● EXERCISE INSTRUCTIONS:
Reproduce the items word for word, from the start down through the line containing "The sealant patches 15 is at (203, 762).", and leave out the pictures.

● SUPPLIED MATERIAL:

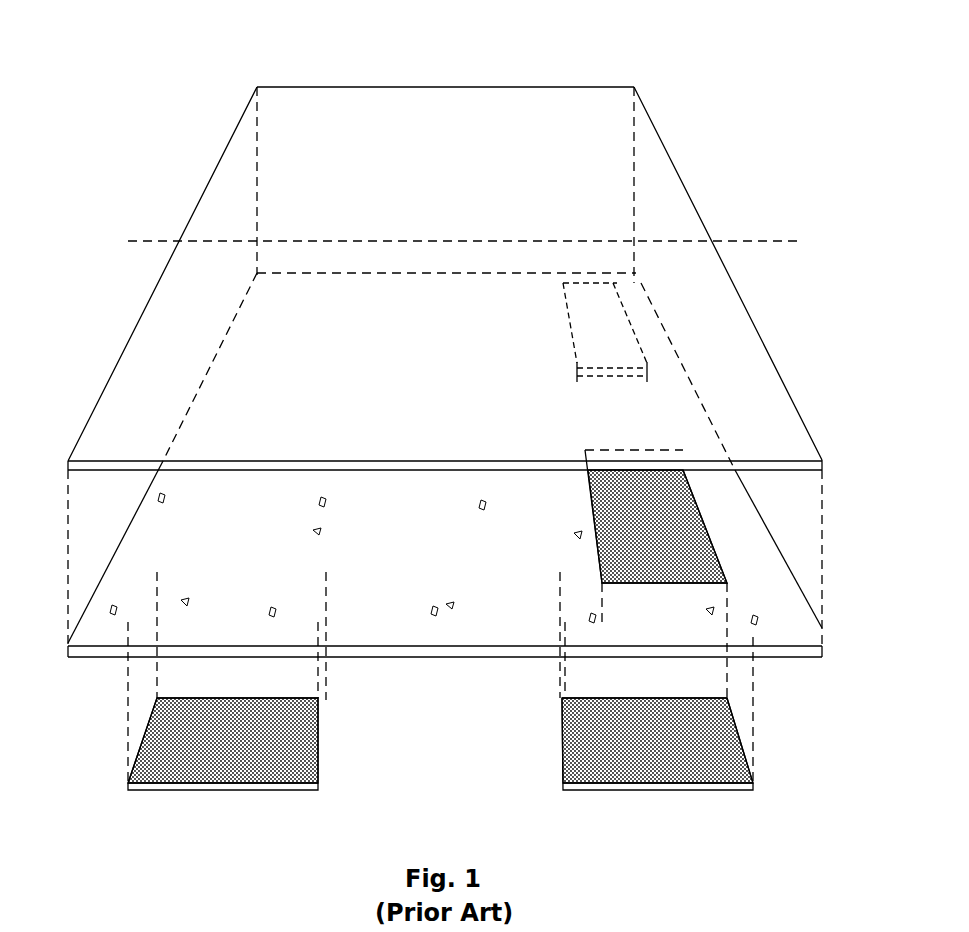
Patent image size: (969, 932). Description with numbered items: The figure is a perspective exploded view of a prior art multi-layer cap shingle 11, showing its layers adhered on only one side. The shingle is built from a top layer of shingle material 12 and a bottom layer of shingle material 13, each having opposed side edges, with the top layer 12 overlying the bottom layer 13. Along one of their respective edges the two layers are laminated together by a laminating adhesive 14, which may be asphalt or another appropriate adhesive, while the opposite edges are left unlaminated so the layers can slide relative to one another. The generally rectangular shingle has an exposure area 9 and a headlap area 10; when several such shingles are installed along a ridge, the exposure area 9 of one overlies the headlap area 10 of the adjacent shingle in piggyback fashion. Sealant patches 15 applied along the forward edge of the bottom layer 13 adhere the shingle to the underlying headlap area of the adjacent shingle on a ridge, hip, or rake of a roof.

The exposure area 9 is at (563, 392).
The headlap area 10 is at (267, 157).
The prior art multi-layer cap shingle 11 is at (140, 173).
The top layer of shingle material 12 is at (768, 402).
The bottom layer of shingle material 13 is at (783, 592).
The laminating adhesive 14 is at (613, 325).
The sealant patches 15 is at (203, 762).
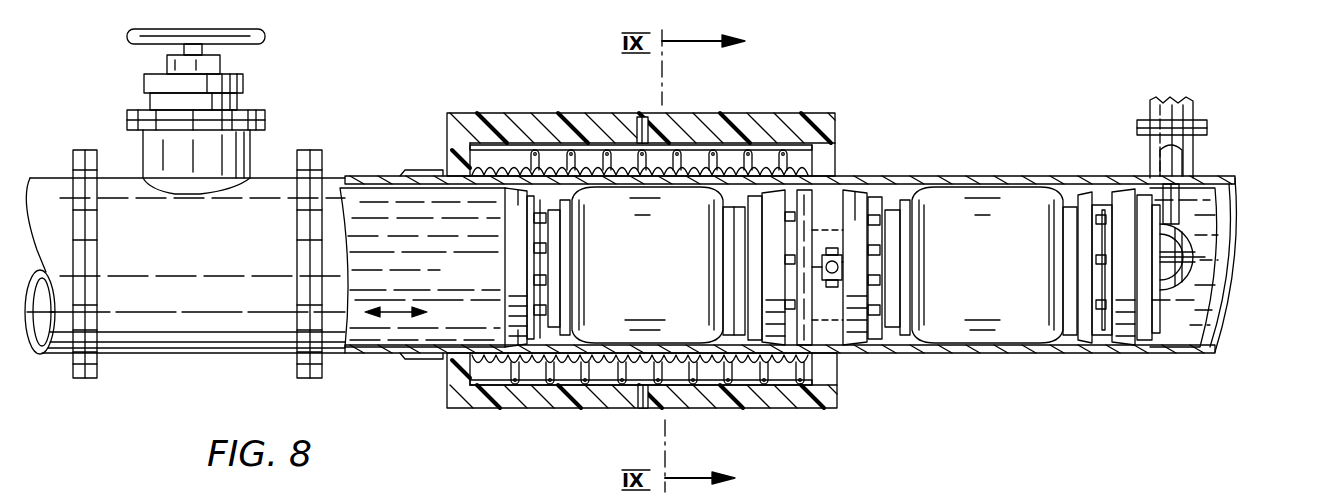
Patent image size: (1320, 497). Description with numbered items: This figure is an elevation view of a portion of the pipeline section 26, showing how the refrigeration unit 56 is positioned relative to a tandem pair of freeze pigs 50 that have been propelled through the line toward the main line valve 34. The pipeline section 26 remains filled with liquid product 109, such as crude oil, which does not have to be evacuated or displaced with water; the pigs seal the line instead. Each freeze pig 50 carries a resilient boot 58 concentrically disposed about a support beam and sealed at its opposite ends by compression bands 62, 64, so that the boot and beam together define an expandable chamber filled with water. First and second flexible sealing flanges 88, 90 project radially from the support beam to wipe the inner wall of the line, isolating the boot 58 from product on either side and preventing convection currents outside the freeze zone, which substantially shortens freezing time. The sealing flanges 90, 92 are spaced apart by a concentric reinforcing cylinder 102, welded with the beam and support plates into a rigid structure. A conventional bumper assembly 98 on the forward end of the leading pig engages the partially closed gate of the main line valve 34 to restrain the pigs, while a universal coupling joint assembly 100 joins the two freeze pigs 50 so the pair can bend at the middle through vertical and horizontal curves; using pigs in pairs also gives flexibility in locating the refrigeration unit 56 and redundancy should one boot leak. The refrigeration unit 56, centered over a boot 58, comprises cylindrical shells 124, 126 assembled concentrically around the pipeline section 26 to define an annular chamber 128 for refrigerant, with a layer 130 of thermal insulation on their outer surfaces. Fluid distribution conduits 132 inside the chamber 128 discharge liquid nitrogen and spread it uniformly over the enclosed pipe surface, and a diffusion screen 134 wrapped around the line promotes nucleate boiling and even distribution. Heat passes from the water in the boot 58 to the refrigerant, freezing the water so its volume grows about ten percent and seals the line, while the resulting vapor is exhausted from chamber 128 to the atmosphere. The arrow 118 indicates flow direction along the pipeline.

The pipeline section 26 is at (922, 176).
The main line valve 34 is at (298, 118).
The freeze pig 50 is at (475, 277).
The refrigeration unit 56 is at (790, 197).
The resilient boot 58 is at (625, 327).
The compression band 62 is at (718, 281).
The compression band 64 is at (557, 265).
The first flexible sealing flange 88 is at (510, 293).
The second flexible sealing flange 90 is at (735, 232).
The sealing flange 92 is at (800, 232).
The bumper assembly 98 is at (1204, 248).
The universal coupling joint assembly 100 is at (835, 286).
The reinforcing cylinder 102 is at (1113, 224).
The liquid product 109 is at (372, 198).
The flow direction arrow 118 is at (395, 316).
The cylindrical shell 124 is at (778, 142).
The cylindrical shell 126 is at (743, 384).
The annular chamber 128 is at (537, 377).
The layer of thermal insulation 130 is at (525, 117).
The fluid distribution conduit 132 is at (587, 372).
The diffusion screen 134 is at (497, 357).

● RESULT FOR THIS EXERCISE:
Patent image size: (969, 932). Description with numbered items: The figure is a perspective exploded view of a prior art multi-layer cap shingle 11, showing its layers adhered on only one side. The shingle is built from a top layer of shingle material 12 and a bottom layer of shingle material 13, each having opposed side edges, with the top layer 12 overlying the bottom layer 13. Along one of their respective edges the two layers are laminated together by a laminating adhesive 14, which may be asphalt or another appropriate adhesive, while the opposite edges are left unlaminated so the layers can slide relative to one another. The generally rectangular shingle has an exposure area 9 and a headlap area 10; when several such shingles are installed along a ridge, the exposure area 9 of one overlies the headlap area 10 of the adjacent shingle in piggyback fashion. Sealant patches 15 applied along the forward edge of the bottom layer 13 adhere the shingle to the underlying headlap area of the adjacent shingle on a ridge, hip, or rake of a roof.

The exposure area 9 is at (563, 392).
The headlap area 10 is at (267, 157).
The prior art multi-layer cap shingle 11 is at (140, 173).
The top layer of shingle material 12 is at (768, 402).
The bottom layer of shingle material 13 is at (783, 592).
The laminating adhesive 14 is at (613, 325).
The sealant patches 15 is at (203, 762).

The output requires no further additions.